WHAT YOU WILL DO:
Collect the lines of the entries where "краю" shows up.

MATERIAL FOR THIS EXERCISE:
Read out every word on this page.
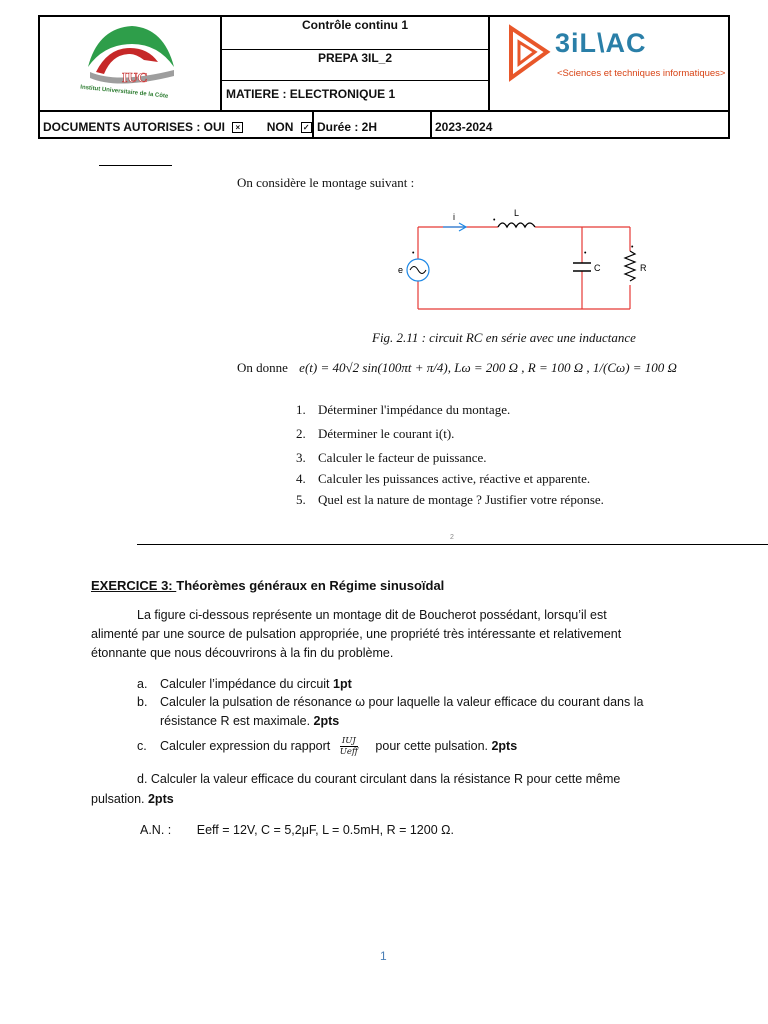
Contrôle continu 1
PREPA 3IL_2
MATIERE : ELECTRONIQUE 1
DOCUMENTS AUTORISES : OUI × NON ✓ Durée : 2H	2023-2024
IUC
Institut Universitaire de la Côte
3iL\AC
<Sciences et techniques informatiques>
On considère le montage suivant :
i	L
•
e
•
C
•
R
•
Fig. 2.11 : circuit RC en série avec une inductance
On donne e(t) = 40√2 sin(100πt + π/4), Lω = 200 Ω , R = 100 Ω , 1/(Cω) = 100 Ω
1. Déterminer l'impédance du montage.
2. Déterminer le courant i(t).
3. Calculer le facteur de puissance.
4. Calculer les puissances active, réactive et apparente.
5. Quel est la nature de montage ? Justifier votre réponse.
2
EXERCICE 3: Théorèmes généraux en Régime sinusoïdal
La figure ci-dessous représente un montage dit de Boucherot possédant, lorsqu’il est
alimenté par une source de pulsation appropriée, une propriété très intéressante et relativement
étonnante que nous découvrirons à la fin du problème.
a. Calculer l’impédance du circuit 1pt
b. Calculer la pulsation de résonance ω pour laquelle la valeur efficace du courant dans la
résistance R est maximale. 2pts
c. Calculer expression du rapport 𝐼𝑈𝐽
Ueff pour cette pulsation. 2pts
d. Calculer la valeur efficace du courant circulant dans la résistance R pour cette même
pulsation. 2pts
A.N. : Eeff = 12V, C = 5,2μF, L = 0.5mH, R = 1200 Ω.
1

...

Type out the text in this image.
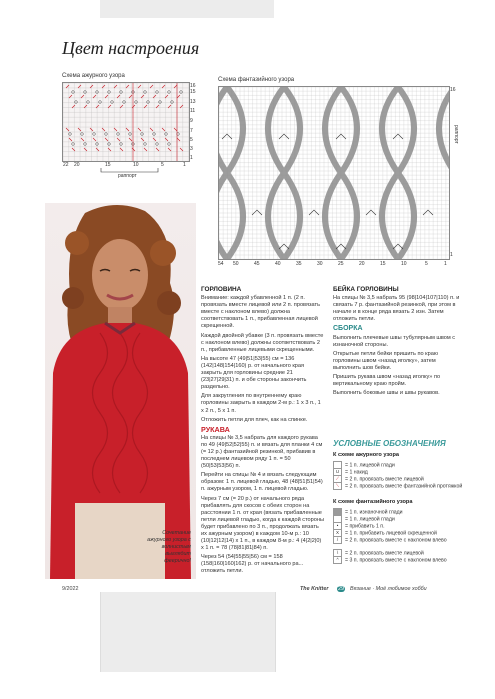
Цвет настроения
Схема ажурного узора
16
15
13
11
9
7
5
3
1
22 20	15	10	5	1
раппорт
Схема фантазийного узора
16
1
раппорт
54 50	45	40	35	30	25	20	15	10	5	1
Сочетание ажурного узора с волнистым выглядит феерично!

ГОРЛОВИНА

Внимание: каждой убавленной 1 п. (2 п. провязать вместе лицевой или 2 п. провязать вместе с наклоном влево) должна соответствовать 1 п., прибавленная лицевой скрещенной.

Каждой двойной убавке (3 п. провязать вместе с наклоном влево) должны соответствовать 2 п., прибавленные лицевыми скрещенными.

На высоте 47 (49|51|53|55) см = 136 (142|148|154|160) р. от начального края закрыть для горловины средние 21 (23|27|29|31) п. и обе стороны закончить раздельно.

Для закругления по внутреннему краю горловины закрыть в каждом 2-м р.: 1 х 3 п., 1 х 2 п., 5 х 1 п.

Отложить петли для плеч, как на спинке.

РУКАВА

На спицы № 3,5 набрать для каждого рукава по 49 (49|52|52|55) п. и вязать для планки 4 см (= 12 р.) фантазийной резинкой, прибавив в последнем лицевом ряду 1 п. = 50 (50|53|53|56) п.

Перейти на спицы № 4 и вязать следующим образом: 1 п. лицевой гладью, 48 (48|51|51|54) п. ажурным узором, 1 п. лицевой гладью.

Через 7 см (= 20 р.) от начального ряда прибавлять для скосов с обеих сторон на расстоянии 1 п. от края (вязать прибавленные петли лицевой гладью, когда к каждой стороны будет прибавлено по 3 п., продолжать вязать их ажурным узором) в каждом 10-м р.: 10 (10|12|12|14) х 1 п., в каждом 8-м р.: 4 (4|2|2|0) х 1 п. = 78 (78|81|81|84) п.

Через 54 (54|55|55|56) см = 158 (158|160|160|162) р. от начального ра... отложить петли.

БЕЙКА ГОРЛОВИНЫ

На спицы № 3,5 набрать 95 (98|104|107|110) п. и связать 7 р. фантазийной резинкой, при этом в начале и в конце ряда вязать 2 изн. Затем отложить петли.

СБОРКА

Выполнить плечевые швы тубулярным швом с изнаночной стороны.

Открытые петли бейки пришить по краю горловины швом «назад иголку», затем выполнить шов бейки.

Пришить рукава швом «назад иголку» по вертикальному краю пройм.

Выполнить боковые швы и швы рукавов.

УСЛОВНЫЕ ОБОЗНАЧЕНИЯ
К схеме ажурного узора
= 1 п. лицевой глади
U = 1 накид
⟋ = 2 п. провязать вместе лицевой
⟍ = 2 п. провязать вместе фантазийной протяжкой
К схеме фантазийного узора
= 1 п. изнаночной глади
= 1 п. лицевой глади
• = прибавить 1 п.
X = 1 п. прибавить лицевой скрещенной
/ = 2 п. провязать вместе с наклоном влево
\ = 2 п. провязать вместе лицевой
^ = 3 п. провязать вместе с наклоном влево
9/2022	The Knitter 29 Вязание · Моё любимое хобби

REPLY:
Для закругления по внутреннему краю горловины закрыть в каждом 2-м р.: 1 х 3 п., 1 х 2 п., 5 х 1 п.
Открытые петли бейки пришить по краю горловины швом «назад иголку», затем выполнить шов бейки.
Пришить рукава швом «назад иголку» по вертикальному краю пройм.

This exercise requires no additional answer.